* **Task brief**
Drop the images; return everything else in the listing below exactly.

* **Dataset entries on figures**

_____

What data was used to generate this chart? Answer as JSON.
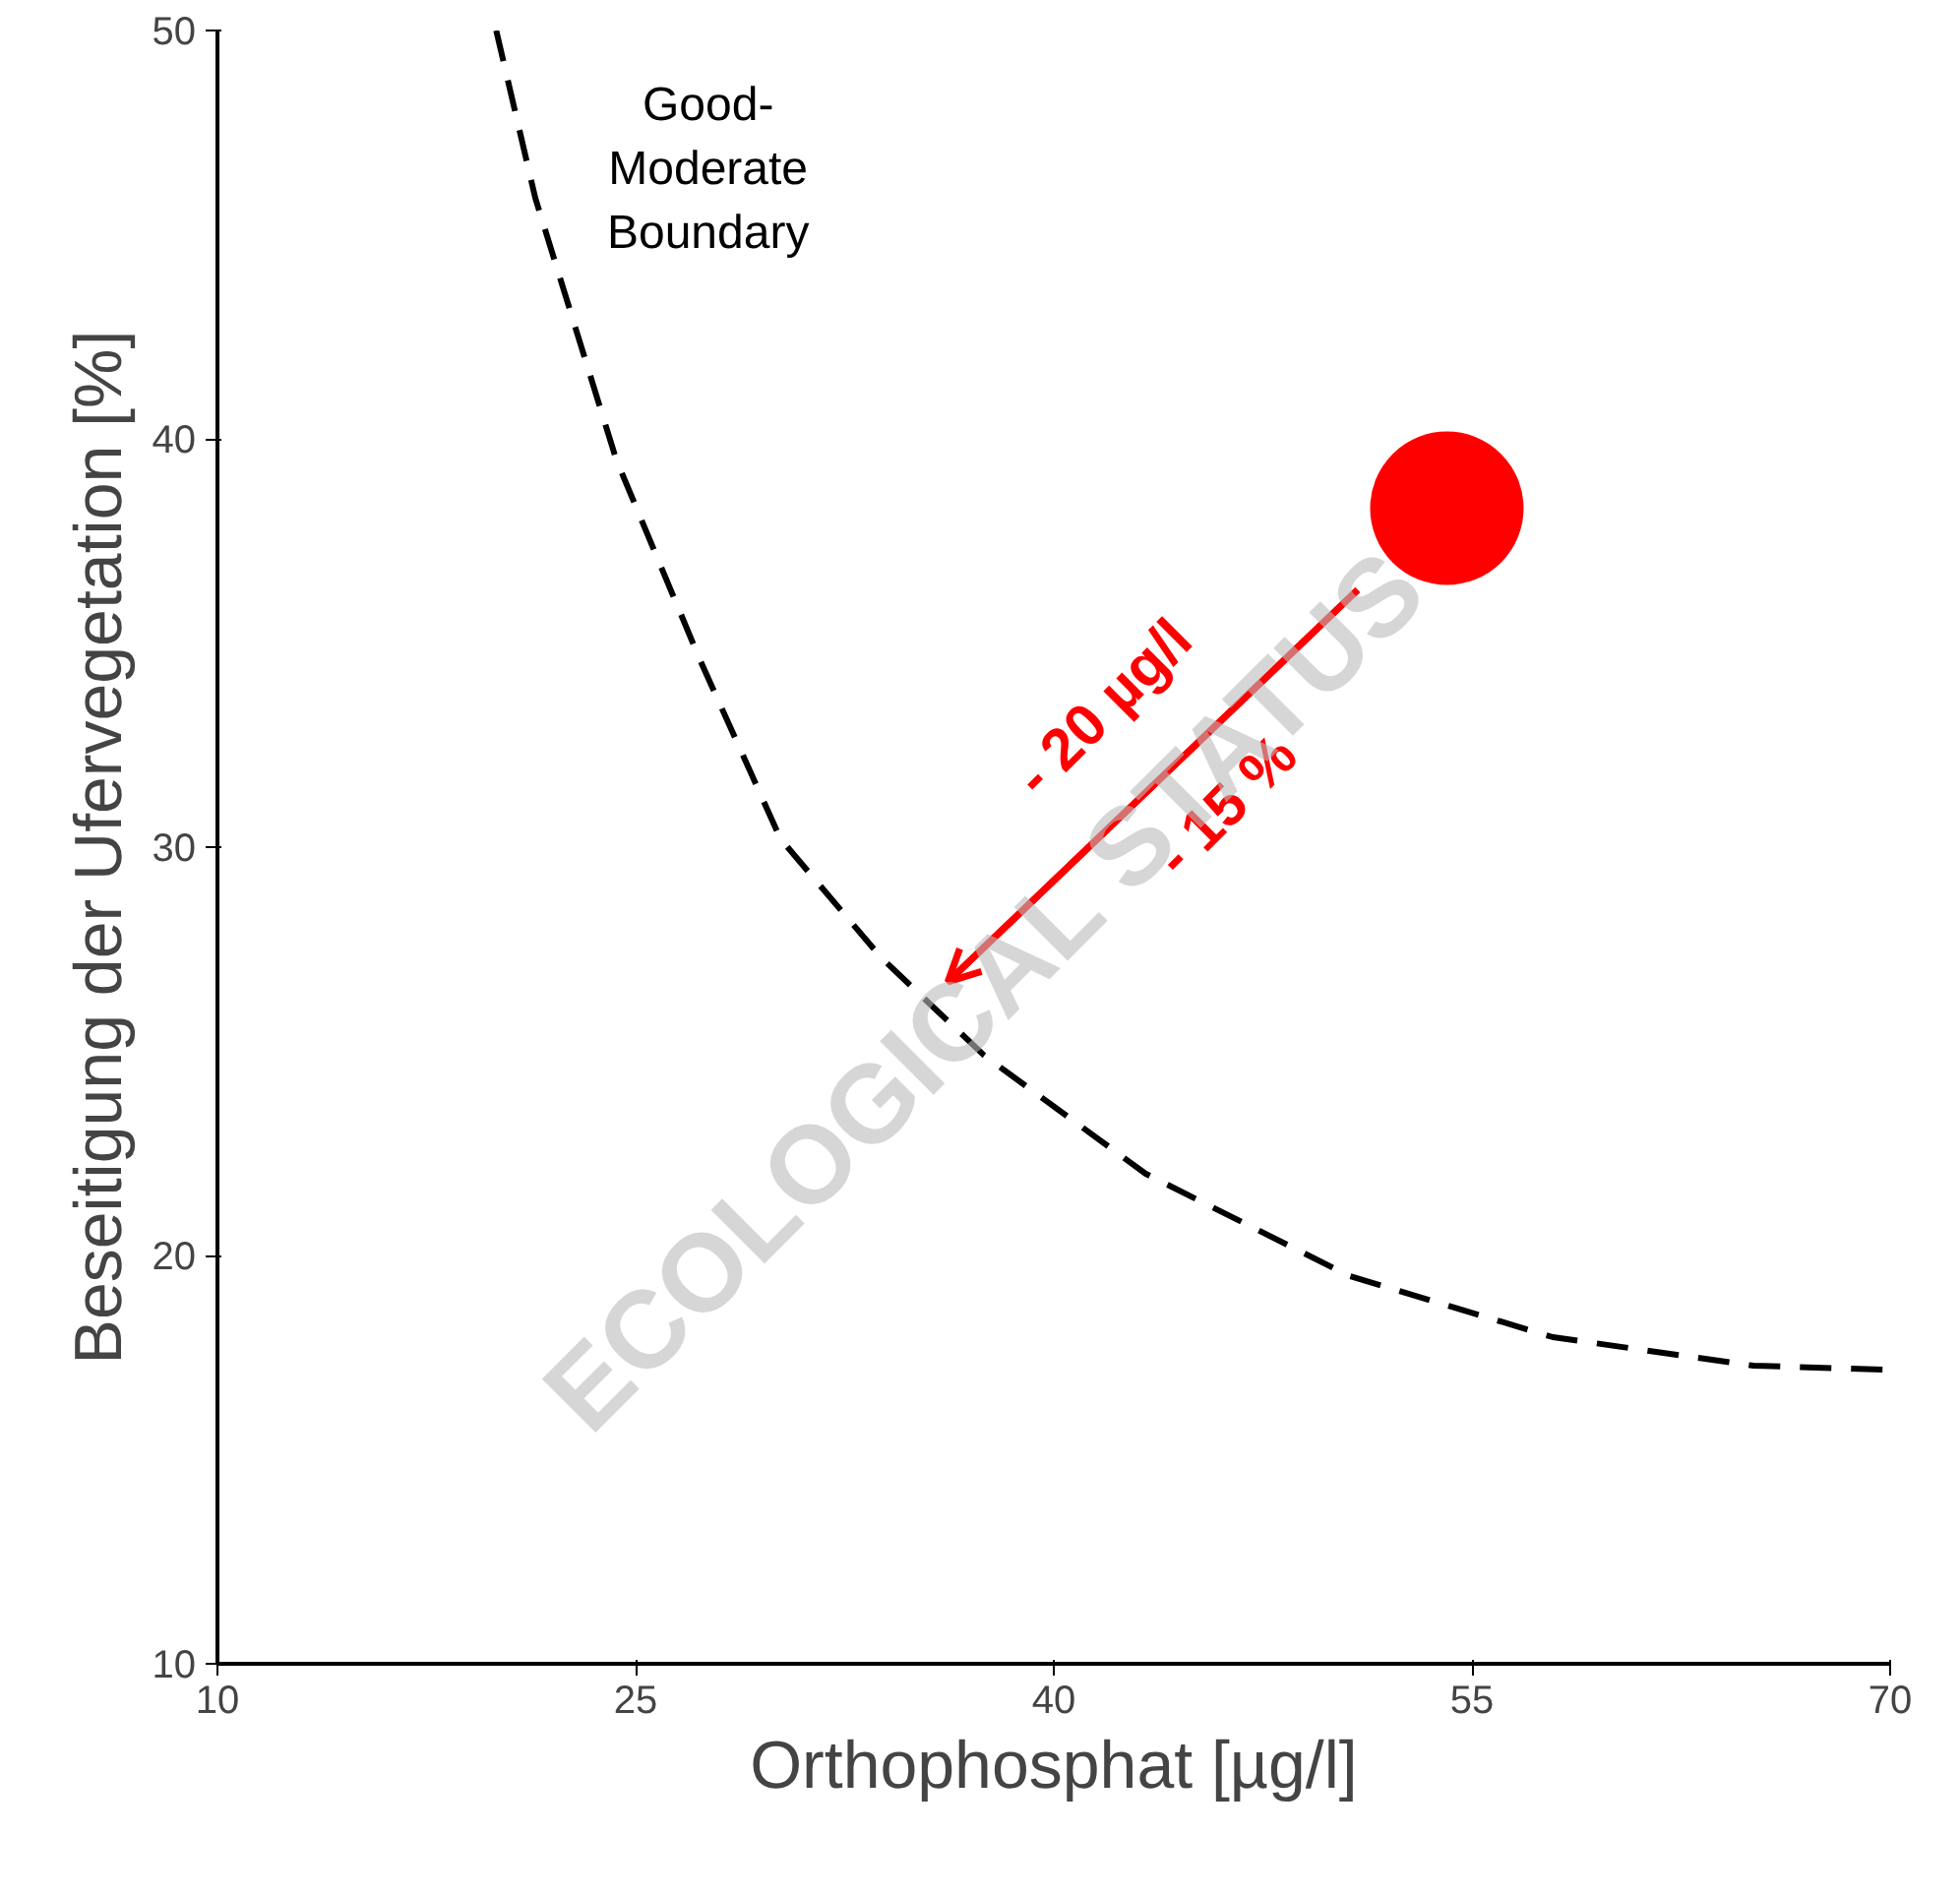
{
  "chart_data": {
    "type": "line",
    "xlabel": "Orthophosphat [µg/l]",
    "ylabel": "Beseitigung der Ufervegetation [%]",
    "xlim": [
      10,
      70
    ],
    "xticks": [
      10,
      25,
      40,
      55,
      70
    ],
    "ylim": [
      10,
      50
    ],
    "yticks": [
      10,
      20,
      30,
      40,
      50
    ],
    "grid": false,
    "series": [
      {
        "color": "#000000",
        "line_style": "dashed",
        "x": [
          20.0,
          21.4,
          24.3,
          27.3,
          30.2,
          33.8,
          37.5,
          43.3,
          50.6,
          57.9,
          65.1,
          70.0
        ],
        "values": [
          50.0,
          45.9,
          39.5,
          34.6,
          30.2,
          27.3,
          24.9,
          22.0,
          19.5,
          18.0,
          17.3,
          17.2
        ]
      },
      {
        "color": "#ff0000",
        "line_style": "solid",
        "x": [
          50.9,
          36.2
        ],
        "values": [
          36.3,
          26.7
        ]
      },
      {
        "type": "scatter",
        "color": "#ff0000",
        "marker": "circle",
        "x": [
          54.1
        ],
        "values": [
          38.3
        ]
      }
    ],
    "annotations": [
      "Good-\nModerate\nBoundary",
      "- 20 µg/l",
      "- 15 %",
      "ECOLOGICAL STATUS"
    ]
  }
}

_____

* **Response to this task**
What data was used to generate this chart? Answer as JSON.
{
  "chart_data": {
    "type": "line",
    "xlabel": "Orthophosphat [µg/l]",
    "ylabel": "Beseitigung der Ufervegetation [%]",
    "xlim": [
      10,
      70
    ],
    "xticks": [
      10,
      25,
      40,
      55,
      70
    ],
    "ylim": [
      10,
      50
    ],
    "yticks": [
      10,
      20,
      30,
      40,
      50
    ],
    "grid": false,
    "series": [
      {
        "color": "#000000",
        "line_style": "dashed",
        "x": [
          20.0,
          21.4,
          24.3,
          27.3,
          30.2,
          33.8,
          37.5,
          43.3,
          50.6,
          57.9,
          65.1,
          70.0
        ],
        "values": [
          50.0,
          45.9,
          39.5,
          34.6,
          30.2,
          27.3,
          24.9,
          22.0,
          19.5,
          18.0,
          17.3,
          17.2
        ]
      },
      {
        "color": "#ff0000",
        "line_style": "solid",
        "x": [
          50.9,
          36.2
        ],
        "values": [
          36.3,
          26.7
        ]
      },
      {
        "type": "scatter",
        "color": "#ff0000",
        "marker": "circle",
        "x": [
          54.1
        ],
        "values": [
          38.3
        ]
      }
    ],
    "annotations": [
      "Good-\nModerate\nBoundary",
      "- 20 µg/l",
      "- 15 %",
      "ECOLOGICAL STATUS"
    ]
  }
}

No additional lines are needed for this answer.